> [Written request 1]
Answer these questions about the Uttar Pradesh passage:
(a) What did Narendra Modi promise Uttar Pradesh would become?
(b) Which court told the state government to issue licences to the abattoirs?
(c) On what grounds did the government crack down on the slaughterhouses?

===============

There is a long way to go before the Indian state of Uttar Pradesh (UP) can become “Uttam Pradesh” (a better place) — as Prime Minister Narendra Modi had promised after his party’s massive victory in the assembly elections.

The recent caste violence in Saharanpur and the gang rape and murder on a highway near Bulandshahr have followed the depredations of the love jihad and anti-Romeo squads and the Allahabad High Court’s intervention in favour of the Muslim meat traders when it told Chief Minister Yogi Adityanath’s government to issue licences to the abattoirs that it had summarily shut down.

The government’s crackdown on the slaughterhouses, on the grounds that many of them were unlicensed, was seen as a step specifically aimed at the Muslim community that has been traditionally associated with the industry. The high court, however, said that a “check on unlawful activity should be simultaneous with facilitating the carrying of lawful activity, particularly that relating to food, food habits and vending thereof that is undisputedly connected with the right to life and livelihood”.

===============

> [Written request 2] From the Records, set down the rows from the line with "headline-line-1: HISTORISCHES URTEIL" up to and including the line with "headline-line-2: GEBETE AUF", word for word.

Records:

===============

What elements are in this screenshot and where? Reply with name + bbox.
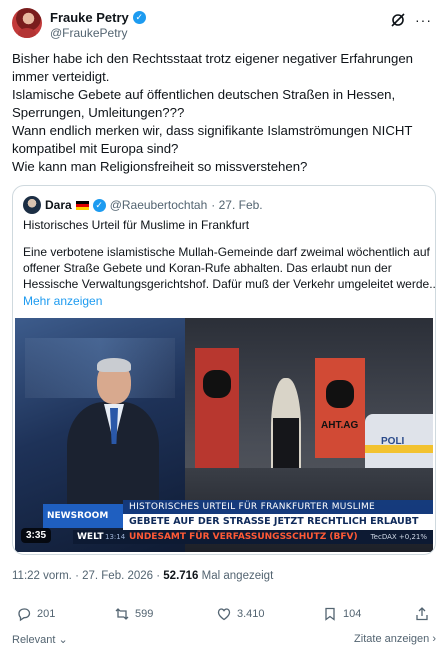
headline-line-1: HISTORISCHES URTEIL FÜR FRANKFURTER MUSL… bbox=[123, 500, 433, 514]
quote-author-name: Dara bbox=[45, 198, 72, 212]
sort-dropdown[interactable]: Relevant ⌄ bbox=[12, 633, 68, 646]
headline-line-2: GEBETE AUF DER STRASSE JETZT RECHTLICH E… bbox=[123, 514, 433, 530]
tweet-line: Bisher habe ich den Rechtsstaat trotz ei… bbox=[12, 51, 413, 66]
action-bar: 201 599 3.410 104 bbox=[12, 606, 436, 626]
view-count: 52.716 bbox=[163, 570, 199, 582]
tweet-line: immer verteidigt. bbox=[12, 69, 110, 84]
tweet-line: kompatibel mit Europa sind? bbox=[12, 141, 179, 156]
quote-body: Eine verbotene islamistische Mullah-Geme… bbox=[23, 244, 436, 292]
tweet-meta: 11:22 vorm. · 27. Feb. 2026 · 52.716 Mal… bbox=[12, 570, 273, 582]
quoted-tweet[interactable]: Dara ✓ @Raeubertochtah · 27. Feb. Histor… bbox=[12, 185, 436, 555]
quote-author-handle: @Raeubertochtah bbox=[109, 198, 208, 212]
sort-label: Relevant bbox=[12, 634, 56, 646]
view-count-label: Mal angezeigt bbox=[198, 570, 274, 582]
germany-flag-icon bbox=[75, 200, 89, 210]
reply-button[interactable]: 201 bbox=[16, 606, 55, 622]
like-count: 3.410 bbox=[237, 608, 265, 620]
repost-button[interactable]: 599 bbox=[114, 606, 153, 622]
video-duration: 3:35 bbox=[21, 528, 52, 543]
quote-header: Dara ✓ @Raeubertochtah · 27. Feb. bbox=[23, 196, 263, 214]
tweet-text: Bisher habe ich den Rechtsstaat trotz ei… bbox=[12, 50, 432, 176]
like-button[interactable]: 3.410 bbox=[216, 606, 265, 622]
reply-icon bbox=[18, 608, 31, 622]
eagle-banner bbox=[195, 348, 239, 468]
video-player[interactable]: AHT.AG POLI NEWSROOM HISTORISCHES URTEIL… bbox=[15, 318, 433, 552]
tweet-header: Frauke Petry ✓ @FraukePetry ··· bbox=[12, 8, 436, 42]
tweet-timestamp[interactable]: 11:22 vorm. · 27. Feb. 2026 · bbox=[12, 570, 163, 582]
share-icon bbox=[416, 607, 428, 621]
show-more-link[interactable]: Mehr anzeigen bbox=[23, 294, 102, 308]
repost-icon bbox=[115, 608, 129, 620]
quote-title: Historisches Urteil für Muslime in Frank… bbox=[23, 218, 250, 232]
reply-count: 201 bbox=[37, 608, 56, 620]
bookmark-count: 104 bbox=[343, 608, 362, 620]
grok-icon[interactable] bbox=[390, 12, 406, 28]
quote-line: Eine verbotene islamistische Mullah-Geme… bbox=[23, 245, 430, 259]
share-button[interactable] bbox=[414, 606, 430, 622]
quote-date: · 27. Feb. bbox=[211, 198, 263, 212]
author-name[interactable]: Frauke Petry bbox=[50, 10, 129, 25]
tweet-line: Sperrungen, Umleitungen??? bbox=[12, 105, 185, 120]
quote-line: offener Straße Gebete und Koran-Rufe abh… bbox=[23, 261, 392, 275]
chevron-down-icon: ⌄ bbox=[55, 634, 68, 646]
stock-ticker: TecDAX +0,21% bbox=[370, 533, 427, 541]
more-icon[interactable]: ··· bbox=[415, 12, 432, 28]
view-quotes-link[interactable]: Zitate anzeigen › bbox=[354, 633, 436, 645]
tweet-line: Islamische Gebete auf öffentlichen deuts… bbox=[12, 87, 396, 102]
replies-footer: Relevant ⌄ Zitate anzeigen › bbox=[12, 631, 436, 649]
author-name-row: Frauke Petry ✓ bbox=[50, 10, 146, 25]
author-handle[interactable]: @FraukePetry bbox=[50, 26, 128, 40]
police-text: POLI bbox=[381, 436, 405, 447]
bookmark-icon bbox=[325, 607, 335, 621]
verified-icon: ✓ bbox=[132, 11, 146, 24]
view-quotes-label: Zitate anzeigen bbox=[354, 633, 430, 645]
quote-avatar bbox=[23, 196, 41, 214]
verified-icon: ✓ bbox=[92, 198, 106, 212]
tweet-line: Wie kann man Religionsfreiheit so missve… bbox=[12, 159, 308, 174]
like-icon bbox=[217, 608, 231, 621]
bookmark-button[interactable]: 104 bbox=[322, 606, 361, 622]
presenter-hair bbox=[97, 358, 131, 372]
broadcast-clock: 13:14 bbox=[105, 533, 126, 541]
author-avatar[interactable] bbox=[12, 8, 42, 38]
newsroom-logo: NEWSROOM bbox=[43, 504, 123, 528]
tweet-line: Wann endlich merken wir, dass signifikan… bbox=[12, 123, 413, 138]
eagle-banner: AHT.AG bbox=[315, 358, 365, 458]
eagle-icon bbox=[203, 370, 231, 398]
quote-line: Hessische Verwaltungsgerichtshof. Dafür … bbox=[23, 277, 436, 291]
news-lower-third: NEWSROOM HISTORISCHES URTEIL FÜR FRANKFU… bbox=[15, 494, 433, 552]
eagle-icon bbox=[326, 380, 354, 408]
banner-text: AHT.AG bbox=[321, 420, 359, 431]
chevron-right-icon: › bbox=[429, 633, 436, 645]
repost-count: 599 bbox=[135, 608, 154, 620]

===============

> [Exercise solution 1]
(a) "Uttam Pradesh" (a better place)
(b) The Allahabad High Court
(c) That many of them were unlicensed

> [Exercise solution 2]
headline-line-1: HISTORISCHES URTEIL FÜR FRANKFURTER MUSL… bbox=[123, 500, 433, 514]
quote-author-name: Dara bbox=[45, 198, 72, 212]
sort-dropdown[interactable]: Relevant ⌄ bbox=[12, 633, 68, 646]
headline-line-2: GEBETE AUF DER STRASSE JETZT RECHTLICH E… bbox=[123, 514, 433, 530]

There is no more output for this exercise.